Every line below that contains "triangle" is to be copied.

◆ ◆ ◆ ◆

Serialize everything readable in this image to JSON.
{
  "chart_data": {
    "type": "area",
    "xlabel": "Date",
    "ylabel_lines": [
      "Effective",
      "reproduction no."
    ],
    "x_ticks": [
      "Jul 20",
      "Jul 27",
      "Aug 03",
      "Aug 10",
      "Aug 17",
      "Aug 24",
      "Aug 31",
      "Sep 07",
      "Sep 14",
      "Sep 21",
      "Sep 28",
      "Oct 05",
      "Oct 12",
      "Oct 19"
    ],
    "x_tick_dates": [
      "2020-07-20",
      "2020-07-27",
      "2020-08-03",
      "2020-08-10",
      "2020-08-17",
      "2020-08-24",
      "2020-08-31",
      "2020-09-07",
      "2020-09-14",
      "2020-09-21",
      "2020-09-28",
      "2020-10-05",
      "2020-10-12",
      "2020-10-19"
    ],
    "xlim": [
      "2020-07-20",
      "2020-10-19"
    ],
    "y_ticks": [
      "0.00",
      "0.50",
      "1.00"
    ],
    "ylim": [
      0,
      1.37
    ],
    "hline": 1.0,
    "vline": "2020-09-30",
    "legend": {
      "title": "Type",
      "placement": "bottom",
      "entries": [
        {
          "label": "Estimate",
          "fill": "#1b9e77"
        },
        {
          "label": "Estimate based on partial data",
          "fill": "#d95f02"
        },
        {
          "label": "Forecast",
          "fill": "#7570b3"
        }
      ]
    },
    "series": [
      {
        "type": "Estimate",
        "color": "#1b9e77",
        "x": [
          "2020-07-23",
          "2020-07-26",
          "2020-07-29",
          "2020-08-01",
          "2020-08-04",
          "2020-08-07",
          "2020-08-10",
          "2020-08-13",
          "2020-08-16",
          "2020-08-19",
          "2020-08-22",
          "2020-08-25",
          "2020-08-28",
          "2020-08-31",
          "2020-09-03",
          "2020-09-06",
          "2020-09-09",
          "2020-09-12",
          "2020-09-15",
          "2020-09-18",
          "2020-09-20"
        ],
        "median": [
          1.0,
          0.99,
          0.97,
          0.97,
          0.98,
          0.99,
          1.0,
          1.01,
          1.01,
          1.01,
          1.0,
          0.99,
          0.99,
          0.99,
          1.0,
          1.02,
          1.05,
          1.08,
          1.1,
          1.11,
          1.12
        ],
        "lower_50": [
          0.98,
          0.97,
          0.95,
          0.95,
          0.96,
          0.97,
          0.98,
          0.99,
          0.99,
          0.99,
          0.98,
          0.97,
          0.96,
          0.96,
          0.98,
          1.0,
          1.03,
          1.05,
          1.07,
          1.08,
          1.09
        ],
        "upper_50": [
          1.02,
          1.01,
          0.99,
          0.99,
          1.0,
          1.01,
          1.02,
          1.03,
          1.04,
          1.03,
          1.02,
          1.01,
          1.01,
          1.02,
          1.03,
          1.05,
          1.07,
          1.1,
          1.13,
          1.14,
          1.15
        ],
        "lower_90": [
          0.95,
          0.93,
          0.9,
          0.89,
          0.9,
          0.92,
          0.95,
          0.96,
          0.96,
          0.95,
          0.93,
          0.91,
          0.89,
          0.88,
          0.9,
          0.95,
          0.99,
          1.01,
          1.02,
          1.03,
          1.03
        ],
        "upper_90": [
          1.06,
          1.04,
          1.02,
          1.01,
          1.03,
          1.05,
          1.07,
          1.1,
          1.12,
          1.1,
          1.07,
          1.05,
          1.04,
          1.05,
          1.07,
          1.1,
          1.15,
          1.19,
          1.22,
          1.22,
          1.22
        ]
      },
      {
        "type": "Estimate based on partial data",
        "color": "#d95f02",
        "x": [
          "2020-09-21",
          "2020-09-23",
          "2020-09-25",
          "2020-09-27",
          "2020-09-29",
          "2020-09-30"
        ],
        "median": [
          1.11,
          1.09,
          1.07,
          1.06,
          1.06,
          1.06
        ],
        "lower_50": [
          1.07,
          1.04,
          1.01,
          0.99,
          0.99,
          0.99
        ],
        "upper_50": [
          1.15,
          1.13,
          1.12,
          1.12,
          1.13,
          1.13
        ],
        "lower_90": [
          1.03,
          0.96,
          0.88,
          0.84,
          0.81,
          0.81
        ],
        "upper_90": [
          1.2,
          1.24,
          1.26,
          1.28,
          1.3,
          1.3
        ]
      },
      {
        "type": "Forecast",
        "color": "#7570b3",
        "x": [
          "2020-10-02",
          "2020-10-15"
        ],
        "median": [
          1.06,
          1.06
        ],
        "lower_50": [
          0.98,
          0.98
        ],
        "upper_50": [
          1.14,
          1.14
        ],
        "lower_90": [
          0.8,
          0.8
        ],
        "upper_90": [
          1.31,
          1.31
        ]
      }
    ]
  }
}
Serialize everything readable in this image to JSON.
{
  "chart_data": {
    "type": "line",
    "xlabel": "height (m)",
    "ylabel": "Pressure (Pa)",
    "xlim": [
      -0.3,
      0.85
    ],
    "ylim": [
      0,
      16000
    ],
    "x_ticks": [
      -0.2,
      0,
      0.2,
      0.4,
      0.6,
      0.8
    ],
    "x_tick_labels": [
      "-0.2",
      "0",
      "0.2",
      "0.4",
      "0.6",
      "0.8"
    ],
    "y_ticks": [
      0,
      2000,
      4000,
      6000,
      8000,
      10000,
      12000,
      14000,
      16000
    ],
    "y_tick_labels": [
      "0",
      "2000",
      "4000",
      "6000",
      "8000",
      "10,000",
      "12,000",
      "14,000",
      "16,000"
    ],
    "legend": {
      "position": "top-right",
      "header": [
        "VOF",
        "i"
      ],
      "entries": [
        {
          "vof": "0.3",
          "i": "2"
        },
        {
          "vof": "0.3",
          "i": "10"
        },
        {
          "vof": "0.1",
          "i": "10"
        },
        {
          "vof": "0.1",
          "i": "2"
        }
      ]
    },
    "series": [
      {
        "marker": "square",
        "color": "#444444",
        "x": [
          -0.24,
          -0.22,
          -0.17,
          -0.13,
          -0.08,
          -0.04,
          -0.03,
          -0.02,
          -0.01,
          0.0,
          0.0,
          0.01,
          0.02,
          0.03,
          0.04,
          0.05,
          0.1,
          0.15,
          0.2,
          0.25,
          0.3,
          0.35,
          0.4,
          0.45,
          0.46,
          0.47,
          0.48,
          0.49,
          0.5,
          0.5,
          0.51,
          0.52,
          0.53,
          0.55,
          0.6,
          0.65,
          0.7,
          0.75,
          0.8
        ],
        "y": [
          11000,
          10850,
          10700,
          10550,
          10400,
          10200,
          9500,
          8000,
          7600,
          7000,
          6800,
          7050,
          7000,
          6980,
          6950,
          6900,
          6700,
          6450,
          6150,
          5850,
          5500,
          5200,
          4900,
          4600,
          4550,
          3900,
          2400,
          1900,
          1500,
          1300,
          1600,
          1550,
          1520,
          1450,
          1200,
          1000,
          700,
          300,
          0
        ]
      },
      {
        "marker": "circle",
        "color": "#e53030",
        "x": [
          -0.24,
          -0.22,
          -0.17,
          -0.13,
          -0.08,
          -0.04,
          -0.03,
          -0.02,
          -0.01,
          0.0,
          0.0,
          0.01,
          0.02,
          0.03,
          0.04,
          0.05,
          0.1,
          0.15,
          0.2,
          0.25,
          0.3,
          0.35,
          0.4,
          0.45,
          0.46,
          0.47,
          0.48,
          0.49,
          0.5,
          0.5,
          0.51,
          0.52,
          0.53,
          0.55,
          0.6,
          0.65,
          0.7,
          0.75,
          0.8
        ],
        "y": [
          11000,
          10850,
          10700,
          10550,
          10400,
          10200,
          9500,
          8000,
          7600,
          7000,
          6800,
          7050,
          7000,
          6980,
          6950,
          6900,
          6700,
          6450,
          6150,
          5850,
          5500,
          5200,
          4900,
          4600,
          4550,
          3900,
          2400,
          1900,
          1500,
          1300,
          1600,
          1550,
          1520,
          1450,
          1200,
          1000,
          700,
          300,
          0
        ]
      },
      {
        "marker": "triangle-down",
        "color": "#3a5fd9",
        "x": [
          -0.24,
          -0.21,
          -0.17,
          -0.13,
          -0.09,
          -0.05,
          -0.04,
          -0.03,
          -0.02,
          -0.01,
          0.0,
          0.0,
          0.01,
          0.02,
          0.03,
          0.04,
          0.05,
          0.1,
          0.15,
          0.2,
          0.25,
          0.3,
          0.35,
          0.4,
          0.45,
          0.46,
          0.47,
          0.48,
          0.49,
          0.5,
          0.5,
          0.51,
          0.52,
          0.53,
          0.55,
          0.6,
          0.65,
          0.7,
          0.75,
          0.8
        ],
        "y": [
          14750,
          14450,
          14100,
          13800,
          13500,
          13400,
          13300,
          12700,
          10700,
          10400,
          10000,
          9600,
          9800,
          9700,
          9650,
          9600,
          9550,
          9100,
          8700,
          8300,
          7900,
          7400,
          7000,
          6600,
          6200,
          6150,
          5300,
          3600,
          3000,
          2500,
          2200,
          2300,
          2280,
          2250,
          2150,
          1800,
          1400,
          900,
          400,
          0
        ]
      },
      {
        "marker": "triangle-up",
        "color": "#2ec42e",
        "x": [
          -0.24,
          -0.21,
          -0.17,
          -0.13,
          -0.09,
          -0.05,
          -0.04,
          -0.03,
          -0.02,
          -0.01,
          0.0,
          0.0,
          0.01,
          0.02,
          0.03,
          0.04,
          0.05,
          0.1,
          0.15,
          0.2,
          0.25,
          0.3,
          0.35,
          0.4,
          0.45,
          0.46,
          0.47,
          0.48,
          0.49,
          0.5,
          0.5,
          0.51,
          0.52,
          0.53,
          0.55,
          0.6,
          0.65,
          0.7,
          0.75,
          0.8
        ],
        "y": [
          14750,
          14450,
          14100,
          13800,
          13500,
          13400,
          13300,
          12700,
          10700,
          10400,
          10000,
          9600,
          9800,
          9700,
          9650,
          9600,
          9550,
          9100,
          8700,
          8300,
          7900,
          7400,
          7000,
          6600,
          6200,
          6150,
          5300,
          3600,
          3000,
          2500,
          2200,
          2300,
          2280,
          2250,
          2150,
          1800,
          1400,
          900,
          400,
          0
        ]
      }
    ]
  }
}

◆ ◆ ◆ ◆

* _TASK SOLUTION_
        "marker": "triangle-down",
        "marker": "triangle-up",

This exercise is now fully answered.